Task instructions
Revise everything from the first line down to the line containing "category-marker-dot bbox=[6, 613, 10, 617]", changing "Localize" to "Locate" and leaving the rest untouched.

Layout region records:
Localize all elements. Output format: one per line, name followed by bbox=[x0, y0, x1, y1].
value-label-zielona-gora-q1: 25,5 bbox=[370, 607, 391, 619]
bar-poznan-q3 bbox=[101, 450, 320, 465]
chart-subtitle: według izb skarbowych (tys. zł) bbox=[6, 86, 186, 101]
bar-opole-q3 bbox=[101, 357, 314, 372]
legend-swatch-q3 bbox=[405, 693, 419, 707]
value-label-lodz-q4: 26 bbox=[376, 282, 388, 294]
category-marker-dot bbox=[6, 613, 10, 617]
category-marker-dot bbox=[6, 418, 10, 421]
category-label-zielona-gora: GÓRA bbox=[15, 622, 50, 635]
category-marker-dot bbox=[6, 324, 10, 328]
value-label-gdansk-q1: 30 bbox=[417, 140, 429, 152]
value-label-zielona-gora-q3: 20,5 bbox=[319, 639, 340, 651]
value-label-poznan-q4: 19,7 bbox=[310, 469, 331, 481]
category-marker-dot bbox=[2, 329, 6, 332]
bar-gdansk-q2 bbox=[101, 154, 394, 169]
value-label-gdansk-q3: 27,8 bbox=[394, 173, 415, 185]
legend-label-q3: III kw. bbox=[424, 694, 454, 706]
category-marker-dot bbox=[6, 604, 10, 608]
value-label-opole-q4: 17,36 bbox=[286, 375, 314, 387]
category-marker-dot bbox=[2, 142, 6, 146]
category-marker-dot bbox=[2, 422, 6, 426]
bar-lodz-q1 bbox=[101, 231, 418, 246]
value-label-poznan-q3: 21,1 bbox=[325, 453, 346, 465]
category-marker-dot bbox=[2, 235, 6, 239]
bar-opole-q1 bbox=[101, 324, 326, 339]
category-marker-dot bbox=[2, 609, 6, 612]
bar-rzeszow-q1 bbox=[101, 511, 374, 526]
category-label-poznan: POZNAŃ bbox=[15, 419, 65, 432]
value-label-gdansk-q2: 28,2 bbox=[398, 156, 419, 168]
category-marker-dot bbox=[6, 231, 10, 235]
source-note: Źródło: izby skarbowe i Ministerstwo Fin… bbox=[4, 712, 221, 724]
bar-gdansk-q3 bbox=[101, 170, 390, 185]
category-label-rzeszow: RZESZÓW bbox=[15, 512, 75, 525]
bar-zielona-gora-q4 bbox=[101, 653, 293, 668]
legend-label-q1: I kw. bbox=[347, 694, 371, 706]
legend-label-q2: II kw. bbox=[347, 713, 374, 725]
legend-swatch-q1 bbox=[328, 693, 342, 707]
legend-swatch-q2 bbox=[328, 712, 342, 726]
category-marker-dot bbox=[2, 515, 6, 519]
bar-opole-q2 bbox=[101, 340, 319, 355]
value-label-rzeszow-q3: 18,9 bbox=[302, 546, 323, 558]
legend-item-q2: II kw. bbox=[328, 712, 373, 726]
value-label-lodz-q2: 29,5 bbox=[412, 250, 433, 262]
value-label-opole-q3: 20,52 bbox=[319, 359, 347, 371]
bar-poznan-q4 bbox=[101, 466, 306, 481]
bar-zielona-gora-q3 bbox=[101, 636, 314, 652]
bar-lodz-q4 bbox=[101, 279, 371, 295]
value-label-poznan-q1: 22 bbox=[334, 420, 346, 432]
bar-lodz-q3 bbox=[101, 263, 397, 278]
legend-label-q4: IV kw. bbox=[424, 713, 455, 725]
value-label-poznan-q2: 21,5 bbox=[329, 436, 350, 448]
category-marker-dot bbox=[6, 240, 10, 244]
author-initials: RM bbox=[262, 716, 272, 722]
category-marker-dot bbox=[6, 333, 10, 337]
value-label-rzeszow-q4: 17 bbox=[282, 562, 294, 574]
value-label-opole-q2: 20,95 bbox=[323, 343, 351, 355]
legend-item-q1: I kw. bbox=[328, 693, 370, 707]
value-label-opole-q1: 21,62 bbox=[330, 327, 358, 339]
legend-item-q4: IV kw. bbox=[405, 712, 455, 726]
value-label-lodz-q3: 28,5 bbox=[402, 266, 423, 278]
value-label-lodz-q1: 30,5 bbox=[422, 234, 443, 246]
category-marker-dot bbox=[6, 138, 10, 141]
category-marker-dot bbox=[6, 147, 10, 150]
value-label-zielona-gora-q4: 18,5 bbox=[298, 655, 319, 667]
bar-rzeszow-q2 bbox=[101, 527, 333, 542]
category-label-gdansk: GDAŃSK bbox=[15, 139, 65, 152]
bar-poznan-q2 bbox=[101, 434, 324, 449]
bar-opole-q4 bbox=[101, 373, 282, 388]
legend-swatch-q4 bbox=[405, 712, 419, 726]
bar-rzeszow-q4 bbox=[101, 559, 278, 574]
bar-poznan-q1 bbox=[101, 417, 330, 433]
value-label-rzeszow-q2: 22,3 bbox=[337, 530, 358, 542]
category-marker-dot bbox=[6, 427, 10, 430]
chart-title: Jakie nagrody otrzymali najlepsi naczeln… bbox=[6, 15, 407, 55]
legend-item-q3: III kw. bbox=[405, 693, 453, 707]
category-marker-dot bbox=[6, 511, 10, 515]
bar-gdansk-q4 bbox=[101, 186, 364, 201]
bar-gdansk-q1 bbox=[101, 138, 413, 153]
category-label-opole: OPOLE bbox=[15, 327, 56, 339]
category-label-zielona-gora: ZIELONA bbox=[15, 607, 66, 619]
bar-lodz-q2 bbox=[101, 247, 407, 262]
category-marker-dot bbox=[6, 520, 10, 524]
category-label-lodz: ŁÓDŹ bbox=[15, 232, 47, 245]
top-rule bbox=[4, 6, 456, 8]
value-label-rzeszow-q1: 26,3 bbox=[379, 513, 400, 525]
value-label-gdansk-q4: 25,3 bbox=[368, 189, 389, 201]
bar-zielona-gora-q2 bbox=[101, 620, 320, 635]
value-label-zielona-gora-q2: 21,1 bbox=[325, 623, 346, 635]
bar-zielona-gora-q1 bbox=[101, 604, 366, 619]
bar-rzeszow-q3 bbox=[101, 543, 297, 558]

Answer in full
Locate all elements. Output format: one per line, name followed by bbox=[x0, y0, x1, y1].
value-label-zielona-gora-q1: 25,5 bbox=[370, 607, 391, 619]
bar-poznan-q3 bbox=[101, 450, 320, 465]
chart-subtitle: według izb skarbowych (tys. zł) bbox=[6, 86, 186, 101]
bar-opole-q3 bbox=[101, 357, 314, 372]
legend-swatch-q3 bbox=[405, 693, 419, 707]
value-label-lodz-q4: 26 bbox=[376, 282, 388, 294]
category-marker-dot bbox=[6, 613, 10, 617]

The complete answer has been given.